*Goal*
Restate each entry word for word, leaving nothing out.

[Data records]
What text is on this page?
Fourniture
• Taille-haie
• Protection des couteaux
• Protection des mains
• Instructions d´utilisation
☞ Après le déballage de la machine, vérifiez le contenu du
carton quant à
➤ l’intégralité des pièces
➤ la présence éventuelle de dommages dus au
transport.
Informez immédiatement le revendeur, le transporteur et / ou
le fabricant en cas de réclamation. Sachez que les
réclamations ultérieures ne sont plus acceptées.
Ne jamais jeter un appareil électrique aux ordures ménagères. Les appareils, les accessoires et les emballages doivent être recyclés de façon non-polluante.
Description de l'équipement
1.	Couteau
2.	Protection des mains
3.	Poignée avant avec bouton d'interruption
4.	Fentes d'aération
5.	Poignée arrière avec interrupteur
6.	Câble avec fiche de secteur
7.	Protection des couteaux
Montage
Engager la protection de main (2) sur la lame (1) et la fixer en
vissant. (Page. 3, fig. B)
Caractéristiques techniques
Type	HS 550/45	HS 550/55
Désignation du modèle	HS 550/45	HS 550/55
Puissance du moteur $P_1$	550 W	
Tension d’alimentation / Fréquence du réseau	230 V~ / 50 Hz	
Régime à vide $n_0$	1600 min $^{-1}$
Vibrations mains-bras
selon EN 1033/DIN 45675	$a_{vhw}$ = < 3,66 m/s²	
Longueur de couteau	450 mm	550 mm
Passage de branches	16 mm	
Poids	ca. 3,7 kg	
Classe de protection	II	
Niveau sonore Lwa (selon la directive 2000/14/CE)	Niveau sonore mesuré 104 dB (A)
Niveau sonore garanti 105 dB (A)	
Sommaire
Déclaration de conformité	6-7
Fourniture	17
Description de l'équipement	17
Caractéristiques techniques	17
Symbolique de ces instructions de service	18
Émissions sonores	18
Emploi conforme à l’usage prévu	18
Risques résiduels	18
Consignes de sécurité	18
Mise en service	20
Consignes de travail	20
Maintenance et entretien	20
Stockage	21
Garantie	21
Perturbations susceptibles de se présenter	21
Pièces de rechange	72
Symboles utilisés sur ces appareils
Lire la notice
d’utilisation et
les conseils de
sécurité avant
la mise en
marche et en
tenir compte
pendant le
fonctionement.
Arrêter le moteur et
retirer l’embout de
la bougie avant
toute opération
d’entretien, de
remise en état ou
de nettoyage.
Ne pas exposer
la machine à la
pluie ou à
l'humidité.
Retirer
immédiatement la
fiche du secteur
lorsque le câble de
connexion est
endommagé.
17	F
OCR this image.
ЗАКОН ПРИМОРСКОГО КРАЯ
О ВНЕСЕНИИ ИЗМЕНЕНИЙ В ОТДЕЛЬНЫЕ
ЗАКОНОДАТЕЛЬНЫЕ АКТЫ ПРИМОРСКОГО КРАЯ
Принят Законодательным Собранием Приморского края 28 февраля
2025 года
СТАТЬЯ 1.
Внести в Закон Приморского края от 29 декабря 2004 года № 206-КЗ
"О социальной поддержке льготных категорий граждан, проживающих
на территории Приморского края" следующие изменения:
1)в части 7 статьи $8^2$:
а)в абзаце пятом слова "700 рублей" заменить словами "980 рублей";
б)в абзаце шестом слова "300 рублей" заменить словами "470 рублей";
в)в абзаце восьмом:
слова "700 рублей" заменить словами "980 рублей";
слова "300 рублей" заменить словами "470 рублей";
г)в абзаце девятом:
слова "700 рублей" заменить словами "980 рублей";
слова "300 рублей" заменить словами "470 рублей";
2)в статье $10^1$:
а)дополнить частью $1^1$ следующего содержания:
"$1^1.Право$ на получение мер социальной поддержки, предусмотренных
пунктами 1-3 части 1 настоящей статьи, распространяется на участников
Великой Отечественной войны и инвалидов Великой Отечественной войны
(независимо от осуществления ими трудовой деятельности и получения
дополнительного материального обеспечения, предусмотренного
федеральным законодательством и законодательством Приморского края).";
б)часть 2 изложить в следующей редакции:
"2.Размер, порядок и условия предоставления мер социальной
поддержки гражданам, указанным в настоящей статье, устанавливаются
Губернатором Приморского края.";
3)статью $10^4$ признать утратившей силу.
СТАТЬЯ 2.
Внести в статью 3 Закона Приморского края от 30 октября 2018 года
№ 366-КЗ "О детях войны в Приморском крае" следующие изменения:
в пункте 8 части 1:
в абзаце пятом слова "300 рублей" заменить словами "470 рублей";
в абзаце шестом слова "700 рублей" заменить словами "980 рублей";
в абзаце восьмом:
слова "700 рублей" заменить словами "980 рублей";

*Task output*
What text is on this page?
Fourniture
• Taille-haie
• Protection des couteaux
• Protection des mains
• Instructions d´utilisation
☞ Après le déballage de la machine, vérifiez le contenu du
carton quant à
➤ l’intégralité des pièces
➤ la présence éventuelle de dommages dus au
transport.
Informez immédiatement le revendeur, le transporteur et / ou
le fabricant en cas de réclamation. Sachez que les
réclamations ultérieures ne sont plus acceptées.
Ne jamais jeter un appareil électrique aux ordures ménagères. Les appareils, les accessoires et les emballages doivent être recyclés de façon non-polluante.
Description de l'équipement
1.	Couteau
2.	Protection des mains
3.	Poignée avant avec bouton d'interruption
4.	Fentes d'aération
5.	Poignée arrière avec interrupteur
6.	Câble avec fiche de secteur
7.	Protection des couteaux
Montage
Engager la protection de main (2) sur la lame (1) et la fixer en
vissant. (Page. 3, fig. B)
Caractéristiques techniques
Type	HS 550/45	HS 550/55
Désignation du modèle	HS 550/45	HS 550/55
Puissance du moteur $P_1$	550 W	
Tension d’alimentation / Fréquence du réseau	230 V~ / 50 Hz	
Régime à vide $n_0$	1600 min $^{-1}$
Vibrations mains-bras
selon EN 1033/DIN 45675	$a_{vhw}$ = < 3,66 m/s²	
Longueur de couteau	450 mm	550 mm
Passage de branches	16 mm	
Poids	ca. 3,7 kg	
Classe de protection	II	
Niveau sonore Lwa (selon la directive 2000/14/CE)	Niveau sonore mesuré 104 dB (A)
Niveau sonore garanti 105 dB (A)	
Sommaire
Déclaration de conformité	6-7
Fourniture	17
Description de l'équipement	17
Caractéristiques techniques	17
Symbolique de ces instructions de service	18
Émissions sonores	18
Emploi conforme à l’usage prévu	18
Risques résiduels	18
Consignes de sécurité	18
Mise en service	20
Consignes de travail	20
Maintenance et entretien	20
Stockage	21
Garantie	21
Perturbations susceptibles de se présenter	21
Pièces de rechange	72
Symboles utilisés sur ces appareils
Lire la notice
d’utilisation et
les conseils de
sécurité avant
la mise en
marche et en
tenir compte
pendant le
fonctionement.
Arrêter le moteur et
retirer l’embout de
la bougie avant
toute opération
d’entretien, de
remise en état ou
de nettoyage.
Ne pas exposer
la machine à la
pluie ou à
l'humidité.
Retirer
immédiatement la
fiche du secteur
lorsque le câble de
connexion est
endommagé.
17	F
OCR this image.
ЗАКОН ПРИМОРСКОГО КРАЯ
О ВНЕСЕНИИ ИЗМЕНЕНИЙ В ОТДЕЛЬНЫЕ
ЗАКОНОДАТЕЛЬНЫЕ АКТЫ ПРИМОРСКОГО КРАЯ
Принят Законодательным Собранием Приморского края 28 февраля
2025 года
СТАТЬЯ 1.
Внести в Закон Приморского края от 29 декабря 2004 года № 206-КЗ
"О социальной поддержке льготных категорий граждан, проживающих
на территории Приморского края" следующие изменения:
1)в части 7 статьи $8^2$:
а)в абзаце пятом слова "700 рублей" заменить словами "980 рублей";
б)в абзаце шестом слова "300 рублей" заменить словами "470 рублей";
в)в абзаце восьмом:
слова "700 рублей" заменить словами "980 рублей";
слова "300 рублей" заменить словами "470 рублей";
г)в абзаце девятом:
слова "700 рублей" заменить словами "980 рублей";
слова "300 рублей" заменить словами "470 рублей";
2)в статье $10^1$:
а)дополнить частью $1^1$ следующего содержания:
"$1^1.Право$ на получение мер социальной поддержки, предусмотренных
пунктами 1-3 части 1 настоящей статьи, распространяется на участников
Великой Отечественной войны и инвалидов Великой Отечественной войны
(независимо от осуществления ими трудовой деятельности и получения
дополнительного материального обеспечения, предусмотренного
федеральным законодательством и законодательством Приморского края).";
б)часть 2 изложить в следующей редакции:
"2.Размер, порядок и условия предоставления мер социальной
поддержки гражданам, указанным в настоящей статье, устанавливаются
Губернатором Приморского края.";
3)статью $10^4$ признать утратившей силу.
СТАТЬЯ 2.
Внести в статью 3 Закона Приморского края от 30 октября 2018 года
№ 366-КЗ "О детях войны в Приморском крае" следующие изменения:
в пункте 8 части 1:
в абзаце пятом слова "300 рублей" заменить словами "470 рублей";
в абзаце шестом слова "700 рублей" заменить словами "980 рублей";
в абзаце восьмом:
слова "700 рублей" заменить словами "980 рублей";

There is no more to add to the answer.